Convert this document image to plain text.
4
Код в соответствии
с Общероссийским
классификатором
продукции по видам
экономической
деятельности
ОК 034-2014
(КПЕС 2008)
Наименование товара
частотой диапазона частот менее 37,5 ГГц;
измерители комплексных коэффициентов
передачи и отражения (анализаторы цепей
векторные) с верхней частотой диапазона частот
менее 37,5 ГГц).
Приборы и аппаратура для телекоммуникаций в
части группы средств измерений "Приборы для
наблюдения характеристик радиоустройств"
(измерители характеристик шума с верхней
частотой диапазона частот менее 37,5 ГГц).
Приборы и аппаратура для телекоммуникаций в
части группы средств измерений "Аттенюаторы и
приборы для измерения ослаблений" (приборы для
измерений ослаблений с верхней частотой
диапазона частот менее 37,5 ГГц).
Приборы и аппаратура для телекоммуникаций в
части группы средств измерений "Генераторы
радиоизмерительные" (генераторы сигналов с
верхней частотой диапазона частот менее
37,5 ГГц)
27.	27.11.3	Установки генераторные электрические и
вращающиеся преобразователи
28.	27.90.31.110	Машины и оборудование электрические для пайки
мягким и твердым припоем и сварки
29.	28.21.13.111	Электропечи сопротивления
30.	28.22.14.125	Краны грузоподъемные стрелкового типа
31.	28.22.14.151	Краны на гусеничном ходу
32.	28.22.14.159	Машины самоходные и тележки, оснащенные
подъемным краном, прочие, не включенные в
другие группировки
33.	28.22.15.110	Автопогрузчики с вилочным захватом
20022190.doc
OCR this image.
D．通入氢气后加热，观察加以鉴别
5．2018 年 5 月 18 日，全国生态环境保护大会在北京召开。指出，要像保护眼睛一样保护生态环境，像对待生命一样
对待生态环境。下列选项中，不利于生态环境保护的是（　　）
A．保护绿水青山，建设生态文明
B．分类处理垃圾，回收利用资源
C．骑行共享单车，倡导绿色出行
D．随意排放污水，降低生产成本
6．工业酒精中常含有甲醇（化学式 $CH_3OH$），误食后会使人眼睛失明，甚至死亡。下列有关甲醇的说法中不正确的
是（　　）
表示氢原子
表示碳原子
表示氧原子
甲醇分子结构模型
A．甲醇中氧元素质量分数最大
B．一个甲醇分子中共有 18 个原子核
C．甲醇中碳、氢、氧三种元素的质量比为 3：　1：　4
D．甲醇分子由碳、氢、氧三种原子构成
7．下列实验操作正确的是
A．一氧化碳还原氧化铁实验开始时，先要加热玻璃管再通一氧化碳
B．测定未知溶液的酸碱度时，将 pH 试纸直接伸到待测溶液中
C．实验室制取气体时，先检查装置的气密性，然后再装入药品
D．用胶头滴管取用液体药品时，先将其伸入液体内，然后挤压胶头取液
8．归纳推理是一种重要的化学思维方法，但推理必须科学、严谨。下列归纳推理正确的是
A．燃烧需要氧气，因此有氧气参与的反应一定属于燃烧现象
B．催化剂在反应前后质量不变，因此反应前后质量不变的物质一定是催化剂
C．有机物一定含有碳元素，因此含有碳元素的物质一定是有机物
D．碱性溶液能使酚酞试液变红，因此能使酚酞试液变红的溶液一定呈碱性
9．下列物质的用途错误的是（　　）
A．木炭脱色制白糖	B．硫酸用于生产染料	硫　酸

========

Copy out the material word for word and line for line.

## [ANSWER TO THIS TASK]
Convert this document image to plain text.
4
Код в соответствии
с Общероссийским
классификатором
продукции по видам
экономической
деятельности
ОК 034-2014
(КПЕС 2008)
Наименование товара
частотой диапазона частот менее 37,5 ГГц;
измерители комплексных коэффициентов
передачи и отражения (анализаторы цепей
векторные) с верхней частотой диапазона частот
менее 37,5 ГГц).
Приборы и аппаратура для телекоммуникаций в
части группы средств измерений "Приборы для
наблюдения характеристик радиоустройств"
(измерители характеристик шума с верхней
частотой диапазона частот менее 37,5 ГГц).
Приборы и аппаратура для телекоммуникаций в
части группы средств измерений "Аттенюаторы и
приборы для измерения ослаблений" (приборы для
измерений ослаблений с верхней частотой
диапазона частот менее 37,5 ГГц).
Приборы и аппаратура для телекоммуникаций в
части группы средств измерений "Генераторы
радиоизмерительные" (генераторы сигналов с
верхней частотой диапазона частот менее
37,5 ГГц)
27.	27.11.3	Установки генераторные электрические и
вращающиеся преобразователи
28.	27.90.31.110	Машины и оборудование электрические для пайки
мягким и твердым припоем и сварки
29.	28.21.13.111	Электропечи сопротивления
30.	28.22.14.125	Краны грузоподъемные стрелкового типа
31.	28.22.14.151	Краны на гусеничном ходу
32.	28.22.14.159	Машины самоходные и тележки, оснащенные
подъемным краном, прочие, не включенные в
другие группировки
33.	28.22.15.110	Автопогрузчики с вилочным захватом
20022190.doc
OCR this image.
D．通入氢气后加热，观察加以鉴别
5．2018 年 5 月 18 日，全国生态环境保护大会在北京召开。指出，要像保护眼睛一样保护生态环境，像对待生命一样
对待生态环境。下列选项中，不利于生态环境保护的是（　　）
A．保护绿水青山，建设生态文明
B．分类处理垃圾，回收利用资源
C．骑行共享单车，倡导绿色出行
D．随意排放污水，降低生产成本
6．工业酒精中常含有甲醇（化学式 $CH_3OH$），误食后会使人眼睛失明，甚至死亡。下列有关甲醇的说法中不正确的
是（　　）
表示氢原子
表示碳原子
表示氧原子
甲醇分子结构模型
A．甲醇中氧元素质量分数最大
B．一个甲醇分子中共有 18 个原子核
C．甲醇中碳、氢、氧三种元素的质量比为 3：　1：　4
D．甲醇分子由碳、氢、氧三种原子构成
7．下列实验操作正确的是
A．一氧化碳还原氧化铁实验开始时，先要加热玻璃管再通一氧化碳
B．测定未知溶液的酸碱度时，将 pH 试纸直接伸到待测溶液中
C．实验室制取气体时，先检查装置的气密性，然后再装入药品
D．用胶头滴管取用液体药品时，先将其伸入液体内，然后挤压胶头取液
8．归纳推理是一种重要的化学思维方法，但推理必须科学、严谨。下列归纳推理正确的是
A．燃烧需要氧气，因此有氧气参与的反应一定属于燃烧现象
B．催化剂在反应前后质量不变，因此反应前后质量不变的物质一定是催化剂
C．有机物一定含有碳元素，因此含有碳元素的物质一定是有机物
D．碱性溶液能使酚酞试液变红，因此能使酚酞试液变红的溶液一定呈碱性
9．下列物质的用途错误的是（　　）
A．木炭脱色制白糖	B．硫酸用于生产染料	硫　酸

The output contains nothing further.